# WRITTEN TASK
Every record must be transcribed in its entirety, apart from the images, which are to be omitted.

[Data entries]
* Start *

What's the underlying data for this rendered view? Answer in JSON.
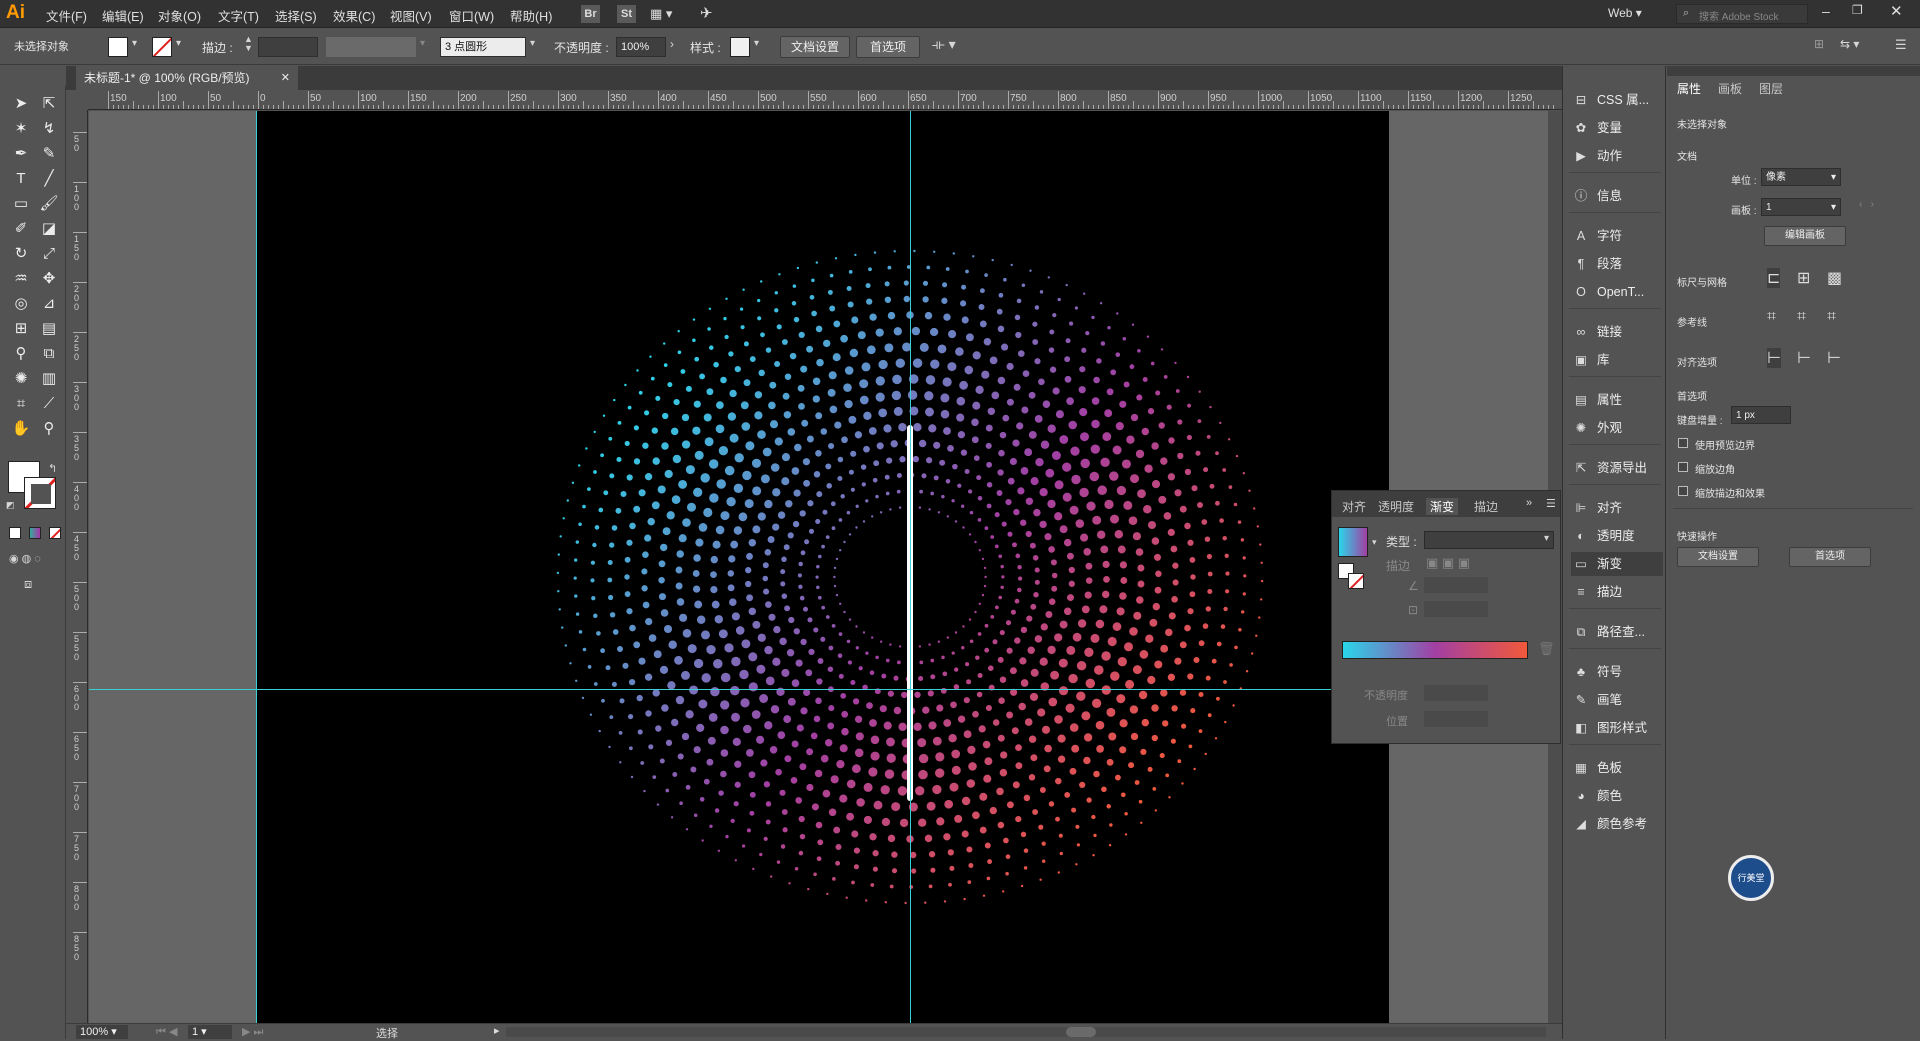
{
  "menubar": {
    "logo": "Ai",
    "items": [
      "文件(F)",
      "编辑(E)",
      "对象(O)",
      "文字(T)",
      "选择(S)",
      "效果(C)",
      "视图(V)",
      "窗口(W)",
      "帮助(H)"
    ],
    "tags": [
      "Br",
      "St"
    ],
    "workspace": "Web",
    "search_placeholder": "搜索 Adobe Stock"
  },
  "control": {
    "selection": "未选择对象",
    "stroke_label": "描边 :",
    "brush": "3 点圆形",
    "opacity_label": "不透明度 :",
    "opacity_value": "100%",
    "style_label": "样式 :",
    "doc_setup": "文档设置",
    "prefs": "首选项"
  },
  "document": {
    "tab_title": "未标题-1* @ 100% (RGB/预览)",
    "ruler_labels": [
      "150",
      "100",
      "50",
      "0",
      "50",
      "100",
      "150",
      "200",
      "250",
      "300",
      "350",
      "400",
      "450",
      "500",
      "550",
      "600",
      "650",
      "700",
      "750",
      "800",
      "850",
      "900",
      "950",
      "1000",
      "1050",
      "1100",
      "1150",
      "1200",
      "1250"
    ],
    "vruler_labels": [
      "5 0",
      "1 0 0",
      "1 5 0",
      "2 0 0",
      "2 5 0",
      "3 0 0",
      "3 5 0",
      "4 0 0",
      "4 5 0",
      "5 0 0",
      "5 5 0",
      "6 0 0",
      "6 5 0",
      "7 0 0",
      "7 5 0",
      "8 0 0",
      "8 5 0"
    ]
  },
  "status": {
    "zoom": "100%",
    "page": "1",
    "mode": "选择"
  },
  "icon_panel": {
    "items": [
      {
        "label": "CSS 属...",
        "icon": "css-icon"
      },
      {
        "label": "变量",
        "icon": "variables-icon"
      },
      {
        "label": "动作",
        "icon": "actions-icon"
      },
      {
        "label": "信息",
        "icon": "info-icon"
      },
      {
        "label": "字符",
        "icon": "character-icon"
      },
      {
        "label": "段落",
        "icon": "paragraph-icon"
      },
      {
        "label": "OpenT...",
        "icon": "opentype-icon"
      },
      {
        "label": "链接",
        "icon": "links-icon"
      },
      {
        "label": "库",
        "icon": "libraries-icon"
      },
      {
        "label": "属性",
        "icon": "properties-icon"
      },
      {
        "label": "外观",
        "icon": "appearance-icon"
      },
      {
        "label": "资源导出",
        "icon": "asset-export-icon"
      },
      {
        "label": "对齐",
        "icon": "align-icon"
      },
      {
        "label": "透明度",
        "icon": "transparency-icon"
      },
      {
        "label": "渐变",
        "icon": "gradient-icon"
      },
      {
        "label": "描边",
        "icon": "stroke-icon"
      },
      {
        "label": "路径查...",
        "icon": "pathfinder-icon"
      },
      {
        "label": "符号",
        "icon": "symbols-icon"
      },
      {
        "label": "画笔",
        "icon": "brushes-icon"
      },
      {
        "label": "图形样式",
        "icon": "graphic-styles-icon"
      },
      {
        "label": "色板",
        "icon": "swatches-icon"
      },
      {
        "label": "颜色",
        "icon": "color-icon"
      },
      {
        "label": "颜色参考",
        "icon": "color-guide-icon"
      }
    ]
  },
  "properties": {
    "tabs": [
      "属性",
      "画板",
      "图层"
    ],
    "no_selection": "未选择对象",
    "doc_section": "文档",
    "unit_label": "单位 :",
    "unit_value": "像素",
    "artboard_label": "画板 :",
    "artboard_value": "1",
    "edit_artboards": "编辑画板",
    "rulers_grid": "标尺与网格",
    "guides": "参考线",
    "snap": "对齐选项",
    "prefs_section": "首选项",
    "keyboard_inc_label": "键盘增量 :",
    "keyboard_inc": "1 px",
    "chk1": "使用预览边界",
    "chk2": "缩放边角",
    "chk3": "缩放描边和效果",
    "quick_actions": "快速操作",
    "doc_setup": "文档设置",
    "prefs": "首选项"
  },
  "gradient_panel": {
    "tabs": [
      "对齐",
      "透明度",
      "渐变",
      "描边"
    ],
    "type_label": "类型 :",
    "stroke_label": "描边",
    "opacity_label": "不透明度",
    "position_label": "位置"
  },
  "badge": {
    "text": "行美堂"
  },
  "colors": {
    "grad_start": "#29d6ea",
    "grad_mid": "#a23fa3",
    "grad_end": "#f2593a",
    "guide": "#39d0d3"
  }
}
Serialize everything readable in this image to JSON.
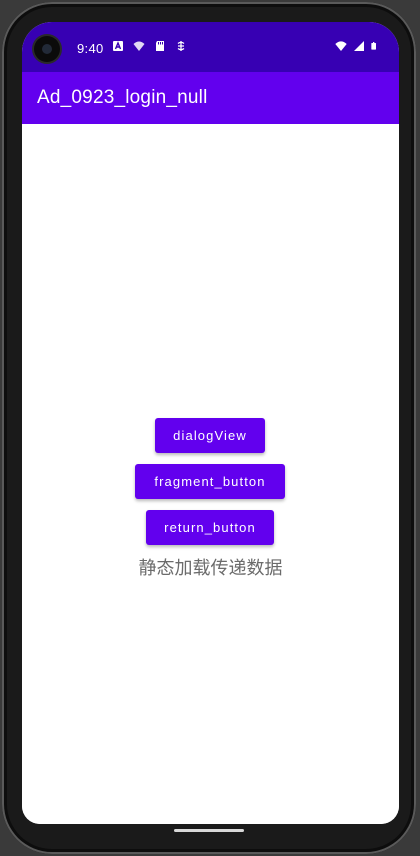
{
  "status_bar": {
    "time": "9:40",
    "left_icons": [
      "a-notification-icon",
      "wifi-notification-icon",
      "sd-card-icon",
      "sync-notification-icon"
    ],
    "right_icons": [
      "wifi-icon",
      "signal-icon",
      "battery-icon"
    ]
  },
  "app_bar": {
    "title": "Ad_0923_login_null"
  },
  "main": {
    "dialog_button": "dialogView",
    "fragment_button": "fragment_button",
    "return_button": "return_button",
    "static_text": "静态加载传递数据"
  },
  "colors": {
    "status_bar": "#3700b3",
    "app_bar": "#6200ee",
    "button": "#6200ee"
  }
}
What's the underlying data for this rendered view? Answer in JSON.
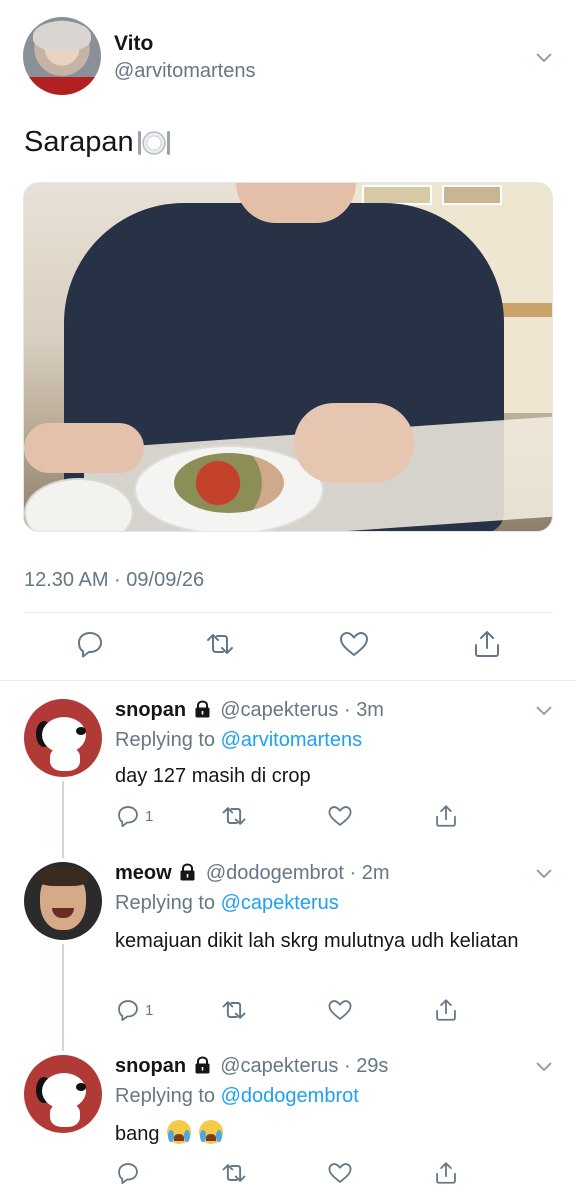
{
  "main_tweet": {
    "author_name": "Vito",
    "author_handle": "@arvitomartens",
    "text": "Sarapan",
    "text_emoji": "fork-knife-plate-emoji",
    "timestamp": "12.30 AM · 09/09/26"
  },
  "replies": [
    {
      "name": "snopan",
      "handle": "@capekterus",
      "dot": "·",
      "time": "3m",
      "replying_label": "Replying to",
      "replying_to": "@arvitomartens",
      "text": "day 127 masih di crop",
      "reply_count": "1",
      "avatar": "snoopy-avatar"
    },
    {
      "name": "meow",
      "handle": "@dodogembrot",
      "dot": "·",
      "time": "2m",
      "replying_label": "Replying to",
      "replying_to": "@capekterus",
      "text": "kemajuan dikit lah skrg mulutnya udh keliatan",
      "reply_count": "1",
      "avatar": "face-avatar"
    },
    {
      "name": "snopan",
      "handle": "@capekterus",
      "dot": "·",
      "time": "29s",
      "replying_label": "Replying to",
      "replying_to": "@dodogembrot",
      "text": "bang",
      "reply_count": "",
      "avatar": "snoopy-avatar"
    }
  ],
  "colors": {
    "accent": "#1da1f2",
    "muted": "#657786",
    "text": "#14171a",
    "divider": "#e6ecf0"
  }
}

* End *

# RESULT BELOW
What's the underlying data for this rendered view? Answer in JSON.
{
  "menubar": {
    "logo": "Ai",
    "items": [
      "文件(F)",
      "编辑(E)",
      "对象(O)",
      "文字(T)",
      "选择(S)",
      "效果(C)",
      "视图(V)",
      "窗口(W)",
      "帮助(H)"
    ],
    "tags": [
      "Br",
      "St"
    ],
    "workspace": "Web",
    "search_placeholder": "搜索 Adobe Stock"
  },
  "control": {
    "selection": "未选择对象",
    "stroke_label": "描边 :",
    "brush": "3 点圆形",
    "opacity_label": "不透明度 :",
    "opacity_value": "100%",
    "style_label": "样式 :",
    "doc_setup": "文档设置",
    "prefs": "首选项"
  },
  "document": {
    "tab_title": "未标题-1* @ 100% (RGB/预览)",
    "ruler_labels": [
      "150",
      "100",
      "50",
      "0",
      "50",
      "100",
      "150",
      "200",
      "250",
      "300",
      "350",
      "400",
      "450",
      "500",
      "550",
      "600",
      "650",
      "700",
      "750",
      "800",
      "850",
      "900",
      "950",
      "1000",
      "1050",
      "1100",
      "1150",
      "1200",
      "1250"
    ],
    "vruler_labels": [
      "5 0",
      "1 0 0",
      "1 5 0",
      "2 0 0",
      "2 5 0",
      "3 0 0",
      "3 5 0",
      "4 0 0",
      "4 5 0",
      "5 0 0",
      "5 5 0",
      "6 0 0",
      "6 5 0",
      "7 0 0",
      "7 5 0",
      "8 0 0",
      "8 5 0"
    ]
  },
  "status": {
    "zoom": "100%",
    "page": "1",
    "mode": "选择"
  },
  "icon_panel": {
    "items": [
      {
        "label": "CSS 属...",
        "icon": "css-icon"
      },
      {
        "label": "变量",
        "icon": "variables-icon"
      },
      {
        "label": "动作",
        "icon": "actions-icon"
      },
      {
        "label": "信息",
        "icon": "info-icon"
      },
      {
        "label": "字符",
        "icon": "character-icon"
      },
      {
        "label": "段落",
        "icon": "paragraph-icon"
      },
      {
        "label": "OpenT...",
        "icon": "opentype-icon"
      },
      {
        "label": "链接",
        "icon": "links-icon"
      },
      {
        "label": "库",
        "icon": "libraries-icon"
      },
      {
        "label": "属性",
        "icon": "properties-icon"
      },
      {
        "label": "外观",
        "icon": "appearance-icon"
      },
      {
        "label": "资源导出",
        "icon": "asset-export-icon"
      },
      {
        "label": "对齐",
        "icon": "align-icon"
      },
      {
        "label": "透明度",
        "icon": "transparency-icon"
      },
      {
        "label": "渐变",
        "icon": "gradient-icon"
      },
      {
        "label": "描边",
        "icon": "stroke-icon"
      },
      {
        "label": "路径查...",
        "icon": "pathfinder-icon"
      },
      {
        "label": "符号",
        "icon": "symbols-icon"
      },
      {
        "label": "画笔",
        "icon": "brushes-icon"
      },
      {
        "label": "图形样式",
        "icon": "graphic-styles-icon"
      },
      {
        "label": "色板",
        "icon": "swatches-icon"
      },
      {
        "label": "颜色",
        "icon": "color-icon"
      },
      {
        "label": "颜色参考",
        "icon": "color-guide-icon"
      }
    ]
  },
  "properties": {
    "tabs": [
      "属性",
      "画板",
      "图层"
    ],
    "no_selection": "未选择对象",
    "doc_section": "文档",
    "unit_label": "单位 :",
    "unit_value": "像素",
    "artboard_label": "画板 :",
    "artboard_value": "1",
    "edit_artboards": "编辑画板",
    "rulers_grid": "标尺与网格",
    "guides": "参考线",
    "snap": "对齐选项",
    "prefs_section": "首选项",
    "keyboard_inc_label": "键盘增量 :",
    "keyboard_inc": "1 px",
    "chk1": "使用预览边界",
    "chk2": "缩放边角",
    "chk3": "缩放描边和效果",
    "quick_actions": "快速操作",
    "doc_setup": "文档设置",
    "prefs": "首选项"
  },
  "gradient_panel": {
    "tabs": [
      "对齐",
      "透明度",
      "渐变",
      "描边"
    ],
    "type_label": "类型 :",
    "stroke_label": "描边",
    "opacity_label": "不透明度",
    "position_label": "位置"
  },
  "badge": {
    "text": "行美堂"
  },
  "colors": {
    "grad_start": "#29d6ea",
    "grad_mid": "#a23fa3",
    "grad_end": "#f2593a",
    "guide": "#39d0d3"
  }
}
Serialize everything readable in this image to JSON.
{
  "status_bar": {
    "time": "9:40",
    "left_icons": [
      "a-notification-icon",
      "wifi-notification-icon",
      "sd-card-icon",
      "sync-notification-icon"
    ],
    "right_icons": [
      "wifi-icon",
      "signal-icon",
      "battery-icon"
    ]
  },
  "app_bar": {
    "title": "Ad_0923_login_null"
  },
  "main": {
    "dialog_button": "dialogView",
    "fragment_button": "fragment_button",
    "return_button": "return_button",
    "static_text": "静态加载传递数据"
  },
  "colors": {
    "status_bar": "#3700b3",
    "app_bar": "#6200ee",
    "button": "#6200ee"
  }
}
What's the underlying data for this rendered view? Answer in JSON.
{
  "main_tweet": {
    "author_name": "Vito",
    "author_handle": "@arvitomartens",
    "text": "Sarapan",
    "text_emoji": "fork-knife-plate-emoji",
    "timestamp": "12.30 AM · 09/09/26"
  },
  "replies": [
    {
      "name": "snopan",
      "handle": "@capekterus",
      "dot": "·",
      "time": "3m",
      "replying_label": "Replying to",
      "replying_to": "@arvitomartens",
      "text": "day 127 masih di crop",
      "reply_count": "1",
      "avatar": "snoopy-avatar"
    },
    {
      "name": "meow",
      "handle": "@dodogembrot",
      "dot": "·",
      "time": "2m",
      "replying_label": "Replying to",
      "replying_to": "@capekterus",
      "text": "kemajuan dikit lah skrg mulutnya udh keliatan",
      "reply_count": "1",
      "avatar": "face-avatar"
    },
    {
      "name": "snopan",
      "handle": "@capekterus",
      "dot": "·",
      "time": "29s",
      "replying_label": "Replying to",
      "replying_to": "@dodogembrot",
      "text": "bang",
      "reply_count": "",
      "avatar": "snoopy-avatar"
    }
  ],
  "colors": {
    "accent": "#1da1f2",
    "muted": "#657786",
    "text": "#14171a",
    "divider": "#e6ecf0"
  }
}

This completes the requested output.